**TEXT:**
+===+
How They Made: Life Size Blue Whale from Recycled Plastic

Art & Sculpture CAD Craft & Design Energy & Sustainability
How They Made: Life Size Blue Whale from Recycled Plastic

 

YouTube player

“It’s a strange twist on our relationship with the whales. We used to kill them for their oil — now we’re turning oil-based plastics into a whale, to try and help rid the oceans of plastic.”

—Joel Dean Stockdill

The biggest beast that ever lived, the blue whale dwarfs even the dinosaurs: 150 tons, if you could weigh one. Sadly, 150 tons is also how much plastic trash washes into the world’s oceans every 9 minutes.

That’s not even long enough to rock “Rock Lobster” twice, and while you shimmied with the stingray and the manta ray and the narwhal, those 300,000 pounds of polyethylene, polystyrene, polypropylene, PVC, ABS, and other polymers were rain-washed, wind-blown, or just dumped into the sea, where great gyres of plastic garbage are wreaking havoc on marine life, entangling dolphins and whales, being ingested but not digested by turtles, birds, and fish. The problem is epic in scale, and growing.

That’s why the Monterey Bay Aquarium set out to build a gigantic, 82-foot blue whale out of recycled single-use plastic and display it in front of the Golden Gate Bridge to raise public awareness. They commissioned the Building 180 arts consultancy, who brought in Joel Dean Stockdill and Yustina Salnikova to create such a thing. The team had only a vague idea of how to make a life-sized plastic whale, but they said yes.
+===+
Annotated region listings

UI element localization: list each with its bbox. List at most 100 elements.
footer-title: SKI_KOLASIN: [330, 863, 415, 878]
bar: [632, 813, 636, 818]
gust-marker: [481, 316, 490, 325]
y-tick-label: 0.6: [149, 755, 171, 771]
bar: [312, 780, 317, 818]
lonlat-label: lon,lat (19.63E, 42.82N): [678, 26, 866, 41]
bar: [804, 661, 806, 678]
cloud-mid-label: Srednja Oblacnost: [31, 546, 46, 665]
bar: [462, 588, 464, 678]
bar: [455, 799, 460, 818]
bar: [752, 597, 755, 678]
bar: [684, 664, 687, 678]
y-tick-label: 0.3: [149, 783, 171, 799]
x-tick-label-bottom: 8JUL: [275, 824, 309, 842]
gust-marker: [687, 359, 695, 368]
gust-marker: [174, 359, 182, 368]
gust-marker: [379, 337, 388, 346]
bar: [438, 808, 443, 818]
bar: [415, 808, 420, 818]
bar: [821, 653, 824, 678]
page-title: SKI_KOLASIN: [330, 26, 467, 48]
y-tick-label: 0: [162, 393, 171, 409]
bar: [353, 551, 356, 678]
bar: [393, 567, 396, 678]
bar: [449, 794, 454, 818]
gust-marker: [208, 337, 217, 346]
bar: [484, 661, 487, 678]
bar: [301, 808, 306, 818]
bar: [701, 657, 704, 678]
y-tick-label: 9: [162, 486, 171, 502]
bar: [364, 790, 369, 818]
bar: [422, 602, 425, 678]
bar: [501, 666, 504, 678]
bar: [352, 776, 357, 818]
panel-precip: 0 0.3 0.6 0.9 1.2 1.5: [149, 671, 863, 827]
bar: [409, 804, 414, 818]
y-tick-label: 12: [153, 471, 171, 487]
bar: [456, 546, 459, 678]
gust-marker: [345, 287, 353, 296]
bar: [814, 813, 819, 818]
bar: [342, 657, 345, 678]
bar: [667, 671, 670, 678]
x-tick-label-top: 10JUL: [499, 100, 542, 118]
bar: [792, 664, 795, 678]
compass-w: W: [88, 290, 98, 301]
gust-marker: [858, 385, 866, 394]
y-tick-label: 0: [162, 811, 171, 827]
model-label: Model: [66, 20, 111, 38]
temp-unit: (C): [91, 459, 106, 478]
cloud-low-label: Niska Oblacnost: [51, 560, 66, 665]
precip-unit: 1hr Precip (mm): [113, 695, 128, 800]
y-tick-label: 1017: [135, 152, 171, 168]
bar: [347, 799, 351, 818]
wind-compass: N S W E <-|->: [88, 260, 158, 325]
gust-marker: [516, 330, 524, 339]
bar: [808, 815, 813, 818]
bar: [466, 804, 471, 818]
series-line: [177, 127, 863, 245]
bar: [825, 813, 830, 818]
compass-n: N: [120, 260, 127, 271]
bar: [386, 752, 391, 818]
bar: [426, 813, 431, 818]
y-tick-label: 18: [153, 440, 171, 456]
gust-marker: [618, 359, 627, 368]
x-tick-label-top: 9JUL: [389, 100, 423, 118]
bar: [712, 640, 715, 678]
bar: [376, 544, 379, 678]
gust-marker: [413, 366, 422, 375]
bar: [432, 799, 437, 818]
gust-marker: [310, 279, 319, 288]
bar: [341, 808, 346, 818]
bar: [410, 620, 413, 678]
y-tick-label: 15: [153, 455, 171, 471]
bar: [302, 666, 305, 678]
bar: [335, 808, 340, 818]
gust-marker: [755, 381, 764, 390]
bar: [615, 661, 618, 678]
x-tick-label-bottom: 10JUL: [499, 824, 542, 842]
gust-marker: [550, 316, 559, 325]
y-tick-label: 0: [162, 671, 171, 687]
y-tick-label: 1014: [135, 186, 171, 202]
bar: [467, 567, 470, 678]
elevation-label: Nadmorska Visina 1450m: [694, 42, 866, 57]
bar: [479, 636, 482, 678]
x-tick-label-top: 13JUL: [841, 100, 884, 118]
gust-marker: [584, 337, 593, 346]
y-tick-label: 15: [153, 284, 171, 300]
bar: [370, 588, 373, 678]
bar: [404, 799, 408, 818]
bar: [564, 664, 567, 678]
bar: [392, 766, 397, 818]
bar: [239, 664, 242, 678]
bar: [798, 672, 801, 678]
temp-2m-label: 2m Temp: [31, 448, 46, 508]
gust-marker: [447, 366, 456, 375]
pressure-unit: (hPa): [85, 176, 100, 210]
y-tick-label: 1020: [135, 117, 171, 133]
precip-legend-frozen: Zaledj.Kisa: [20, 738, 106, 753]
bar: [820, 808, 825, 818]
+===+
**INSTRUCTIONS FOR THE TASK:** Resume the text about the recycled-plastic blue whale, picking up after its final sentence.

**EXERCISE ANSWER:**
Monumental Commission

Stockdill’s WildLife series of monumental animal sculptures made from refuse had graced Burning Man and festivals around the world. His new series on North American wildlife called The Trace includes an enormous dire wolf built with Salnikova from discarded plywood on-site at Maker Faire Bay Area 2018. But a life-sized blue whale? By far the most ambitious build the team had tackled. Just the weight of it, the cantilevered masses of head and body, demanded a massive steel skeleton superstructure — a first for Stockdill, but doable for local fabricators.

But how to recycle consumer plastics to create 1,500 square feet of whale skin? That was a first for anyone. The team had never before re-manufactured waste into new building materials. The process required plenty of time, trial, and error.

First they had to choose which plastic to use. Polyethylene best represented the pollution problem, because it’s literally everywhere. “Polyethylene is the number one plastic used in the world, mainly HDPE #2 and LDPE #4,” said Salnikova. “We used HDPE because it has a low melting temperature and doesn’t off-gas at that temperature, making it one of the safest plastics to work with.”

I visited Stockdill and Salnikova, currently artists-in-residence at the Agapolis community high above Silicon Valley, in their cavernous open-air workshop. They walked me through the freshly assembled steel whale skeleton that towered overhead, then I asked them to show me their process for turning HDPE trash into the hundreds of massive plastic tiles that compose the whale’s skin.

It’s not just melt it and forget it. Here’s their rough recipe:


RECYCLED HDPE PLASTIC TILES

Makes 750+ tiles, 4–5lbs each — approx. 1,500 square feet
Enough for 1 endangered blue whale

You will need:
5,000lbs HDPE (high-density polyethylene) plastic
Shears
Washing machine, top loading
Wood chipper, small
Push stick
to jam plastic down the chipper barrel
Ovens (2)
Baking sheet pans, large (4)

Spatulas and heatproof gloves
Plywood, ¾” or 1″
to build tile forms
2×4 lumber to build tile press rack
Car jack for tile press

Collect 2½ tons of HDPE plastic milk jugs, laundry detergent bottles, food barrels, etc. from your friendly neighborhood recycling center. Then sort out all the stray trash and non-HDPE plastics that inevitably sneak in there.

 

“Fillet” your HDPE containers into portions that will fit into the washing machine and the wood chipper.

Clean the fillets in the washing machine, using the soap left over from the laundry and soap bottles.

 

 

 

 

Shred the cleaned plastic in the wood chipper, using the push stick to cram it through. Then sort your shredded plastic by color and brightness, into enormous bins.

 

Fill 4 sheet pans with desired colors and bake in 2 ovens, 30 minutes at 350°F.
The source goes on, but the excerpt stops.